Challenge:
Search the listing below for the word "Jumlah" and copy each line that holds it.

[Records that describe figures]
◇ ◇ ◇ ◇ ◇
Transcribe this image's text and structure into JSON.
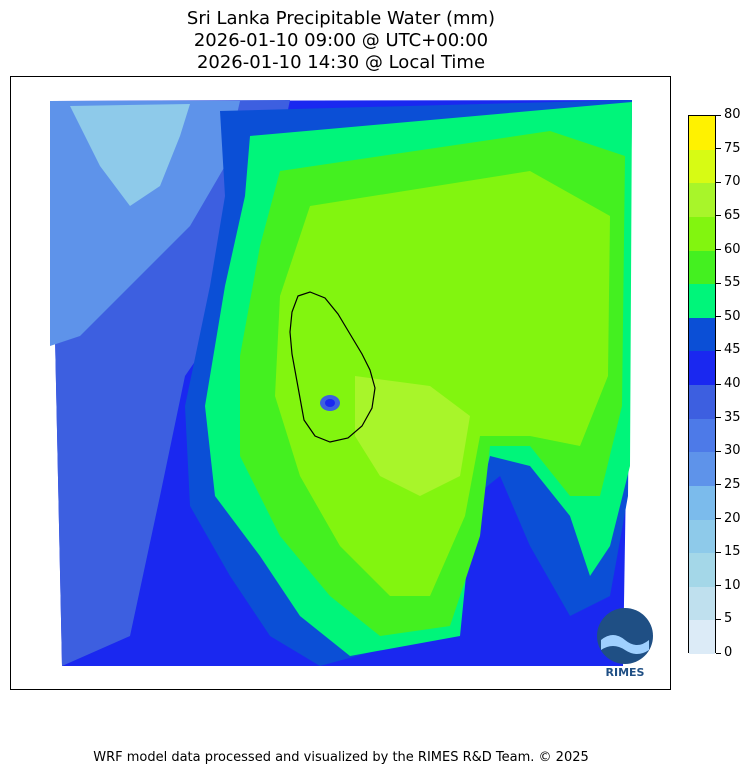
{
  "title": {
    "line1": "Sri Lanka Precipitable Water (mm)",
    "line2": "2026-01-10 09:00 @ UTC+00:00",
    "line3": "2026-01-10 14:30 @ Local Time"
  },
  "colorbar": {
    "levels": [
      0,
      5,
      10,
      15,
      20,
      25,
      30,
      35,
      40,
      45,
      50,
      55,
      60,
      65,
      70,
      75,
      80
    ],
    "colors": [
      "#dcebf7",
      "#bfe0ee",
      "#a4d7e8",
      "#8ecaea",
      "#7bbbec",
      "#5e93ea",
      "#4d7ae8",
      "#3d5fe0",
      "#1a28f0",
      "#0b4fd6",
      "#00f57a",
      "#44f020",
      "#82f50f",
      "#a8f52a",
      "#d7fb14",
      "#fff200",
      "#ffcc00"
    ]
  },
  "footer": "WRF model data processed and visualized by the RIMES R&D Team. © 2025",
  "logo": {
    "text": "RIMES",
    "icon": "rimes-logo-icon"
  }
}
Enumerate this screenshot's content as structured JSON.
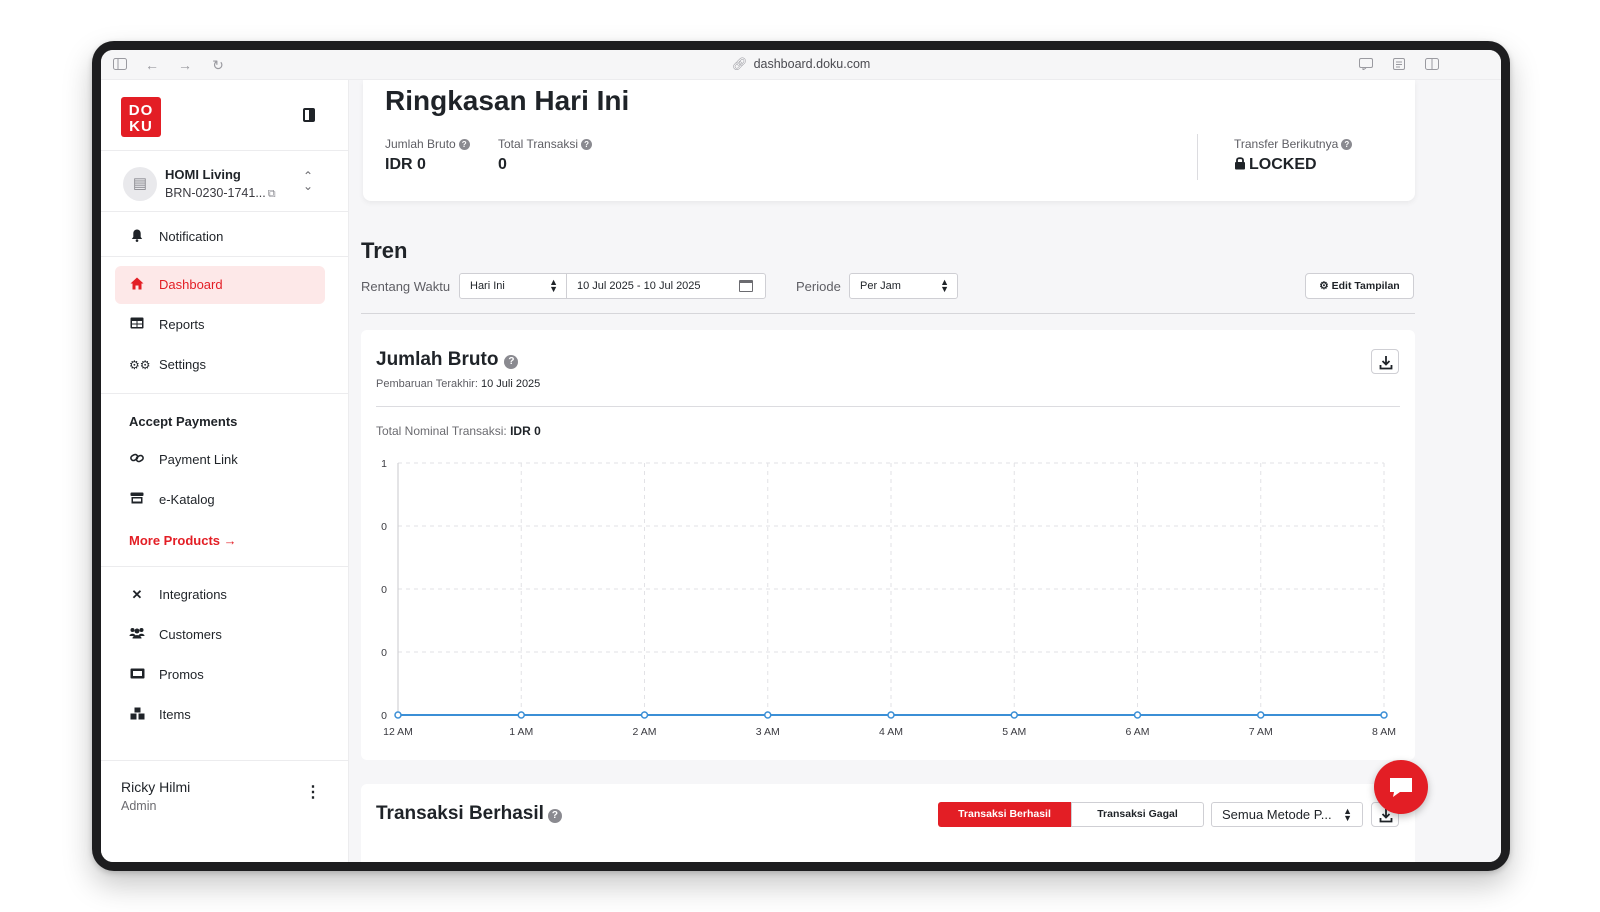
{
  "browser": {
    "url": "dashboard.doku.com"
  },
  "sidebar": {
    "logo_text": "DOKU",
    "account": {
      "name": "HOMI Living",
      "id": "BRN-0230-1741..."
    },
    "nav_top": [
      {
        "label": "Notification",
        "icon": "bell-icon"
      },
      {
        "label": "Dashboard",
        "icon": "home-icon",
        "active": true
      },
      {
        "label": "Reports",
        "icon": "table-icon"
      },
      {
        "label": "Settings",
        "icon": "gears-icon"
      }
    ],
    "section_title": "Accept Payments",
    "nav_payments": [
      {
        "label": "Payment Link",
        "icon": "link-icon"
      },
      {
        "label": "e-Katalog",
        "icon": "store-icon"
      }
    ],
    "more_products": "More Products →",
    "nav_bottom": [
      {
        "label": "Integrations",
        "icon": "tools-icon"
      },
      {
        "label": "Customers",
        "icon": "users-icon"
      },
      {
        "label": "Promos",
        "icon": "ticket-icon"
      },
      {
        "label": "Items",
        "icon": "boxes-icon"
      }
    ],
    "user": {
      "name": "Ricky Hilmi",
      "role": "Admin"
    }
  },
  "summary": {
    "title": "Ringkasan Hari Ini",
    "gross_label": "Jumlah Bruto",
    "gross_value": "IDR 0",
    "tx_label": "Total Transaksi",
    "tx_value": "0",
    "transfer_label": "Transfer Berikutnya",
    "transfer_value": "LOCKED"
  },
  "trend": {
    "title": "Tren",
    "range_label": "Rentang Waktu",
    "range_value": "Hari Ini",
    "date_value": "10 Jul 2025 - 10 Jul 2025",
    "period_label": "Periode",
    "period_value": "Per Jam",
    "edit_button": "Edit Tampilan"
  },
  "gross_chart": {
    "title": "Jumlah Bruto",
    "updated_label": "Pembaruan Terakhir:",
    "updated_value": "10 Juli 2025",
    "total_label": "Total Nominal Transaksi:",
    "total_value": "IDR 0"
  },
  "chart_data": {
    "type": "line",
    "categories": [
      "12 AM",
      "1 AM",
      "2 AM",
      "3 AM",
      "4 AM",
      "5 AM",
      "6 AM",
      "7 AM",
      "8 AM"
    ],
    "series": [
      {
        "values": [
          0,
          0,
          0,
          0,
          0,
          0,
          0,
          0,
          0
        ],
        "color": "#3b8fd6"
      }
    ],
    "y_tick_labels": [
      "1",
      "0",
      "0",
      "0",
      "0"
    ],
    "ylim": [
      0,
      1
    ],
    "grid": true
  },
  "transactions": {
    "title": "Transaksi Berhasil",
    "tab_success": "Transaksi Berhasil",
    "tab_failed": "Transaksi Gagal",
    "method_value": "Semua Metode P..."
  },
  "colors": {
    "brand": "#e31e25",
    "line": "#3b8fd6",
    "active_bg": "#fde8e8"
  }
}
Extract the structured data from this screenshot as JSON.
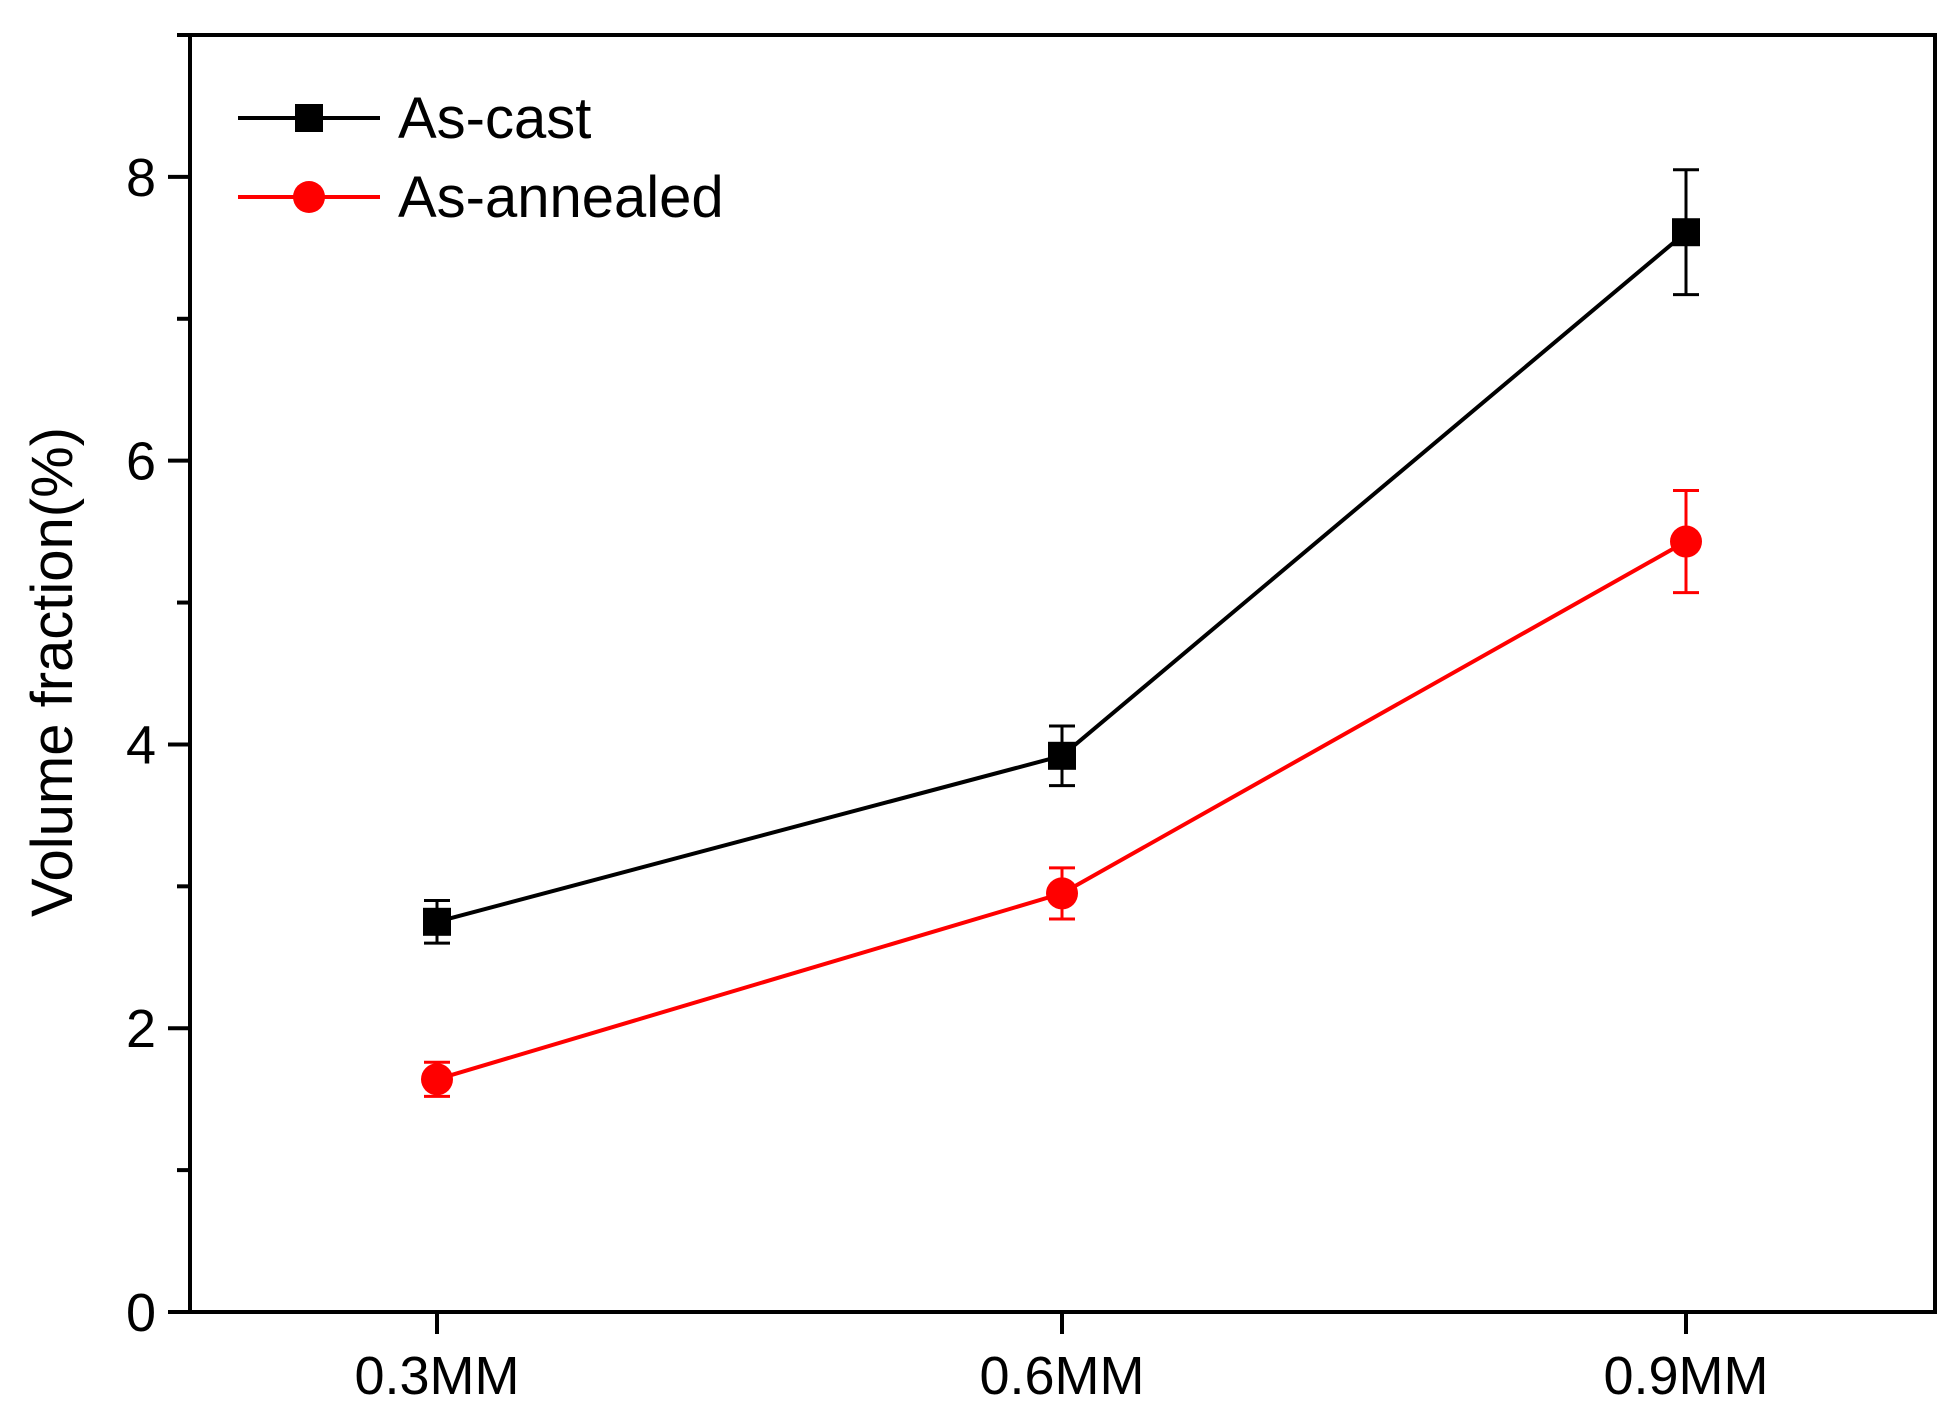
◇ ◇ ◇ ◇ ◇
Output for this exercise:
    "gross_label": "Jumlah Bruto",
    "title": "Jumlah Bruto",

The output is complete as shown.